Work instructions. Filter the records below, keeping each line that contains the word "blueberry". Treat the match as case-sensitive.
==== Records supplied
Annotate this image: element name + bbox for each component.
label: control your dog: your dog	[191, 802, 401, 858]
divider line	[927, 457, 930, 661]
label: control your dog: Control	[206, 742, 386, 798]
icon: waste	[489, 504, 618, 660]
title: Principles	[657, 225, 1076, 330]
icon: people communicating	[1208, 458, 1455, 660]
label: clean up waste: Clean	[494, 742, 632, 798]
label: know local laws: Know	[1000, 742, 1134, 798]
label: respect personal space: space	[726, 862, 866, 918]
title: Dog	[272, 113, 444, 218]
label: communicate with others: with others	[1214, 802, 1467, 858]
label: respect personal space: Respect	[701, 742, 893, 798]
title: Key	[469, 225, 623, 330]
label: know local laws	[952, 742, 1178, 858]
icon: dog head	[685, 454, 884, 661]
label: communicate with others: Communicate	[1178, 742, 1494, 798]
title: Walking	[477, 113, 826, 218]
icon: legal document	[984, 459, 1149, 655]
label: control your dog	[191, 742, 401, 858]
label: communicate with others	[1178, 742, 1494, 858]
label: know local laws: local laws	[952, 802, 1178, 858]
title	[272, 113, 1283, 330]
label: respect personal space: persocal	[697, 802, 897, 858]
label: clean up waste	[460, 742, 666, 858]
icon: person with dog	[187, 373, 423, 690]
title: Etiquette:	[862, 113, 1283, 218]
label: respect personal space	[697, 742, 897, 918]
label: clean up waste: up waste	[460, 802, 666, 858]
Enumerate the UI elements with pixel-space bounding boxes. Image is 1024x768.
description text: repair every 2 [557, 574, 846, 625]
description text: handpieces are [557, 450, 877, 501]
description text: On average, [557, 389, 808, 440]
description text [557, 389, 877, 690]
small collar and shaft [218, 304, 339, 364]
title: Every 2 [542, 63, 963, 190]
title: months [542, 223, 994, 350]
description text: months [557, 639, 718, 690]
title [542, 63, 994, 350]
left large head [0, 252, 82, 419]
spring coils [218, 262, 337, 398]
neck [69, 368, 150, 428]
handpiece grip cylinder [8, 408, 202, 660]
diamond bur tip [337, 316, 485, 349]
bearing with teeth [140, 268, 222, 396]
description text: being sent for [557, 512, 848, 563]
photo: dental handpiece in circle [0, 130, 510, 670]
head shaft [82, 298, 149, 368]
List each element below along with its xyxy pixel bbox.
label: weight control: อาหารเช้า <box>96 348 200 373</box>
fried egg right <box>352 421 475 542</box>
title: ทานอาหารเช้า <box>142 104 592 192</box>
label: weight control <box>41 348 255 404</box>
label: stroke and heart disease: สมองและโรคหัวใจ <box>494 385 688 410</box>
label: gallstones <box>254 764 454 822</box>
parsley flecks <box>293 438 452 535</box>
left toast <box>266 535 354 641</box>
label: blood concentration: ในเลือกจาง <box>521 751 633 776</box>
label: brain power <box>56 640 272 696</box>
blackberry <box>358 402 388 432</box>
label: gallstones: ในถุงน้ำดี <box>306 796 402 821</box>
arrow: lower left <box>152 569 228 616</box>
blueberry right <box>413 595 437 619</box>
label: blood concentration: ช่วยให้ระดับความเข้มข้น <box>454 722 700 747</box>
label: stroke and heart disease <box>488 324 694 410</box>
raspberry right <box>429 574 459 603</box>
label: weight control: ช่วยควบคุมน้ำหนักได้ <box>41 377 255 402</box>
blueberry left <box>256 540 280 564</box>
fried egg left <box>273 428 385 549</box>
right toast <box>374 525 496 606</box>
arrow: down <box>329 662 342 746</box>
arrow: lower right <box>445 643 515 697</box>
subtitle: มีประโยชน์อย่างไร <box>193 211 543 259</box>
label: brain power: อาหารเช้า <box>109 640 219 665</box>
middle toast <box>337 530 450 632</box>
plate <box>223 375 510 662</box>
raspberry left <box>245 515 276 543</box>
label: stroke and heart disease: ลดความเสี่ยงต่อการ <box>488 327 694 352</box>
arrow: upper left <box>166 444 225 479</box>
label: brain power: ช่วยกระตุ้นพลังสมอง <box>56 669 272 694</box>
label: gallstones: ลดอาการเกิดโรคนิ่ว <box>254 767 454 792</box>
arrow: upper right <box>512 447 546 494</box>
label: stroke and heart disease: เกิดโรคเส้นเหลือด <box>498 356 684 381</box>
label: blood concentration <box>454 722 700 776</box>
========
Exercise solution.
blueberry right <box>413 595 437 619</box>
blueberry left <box>256 540 280 564</box>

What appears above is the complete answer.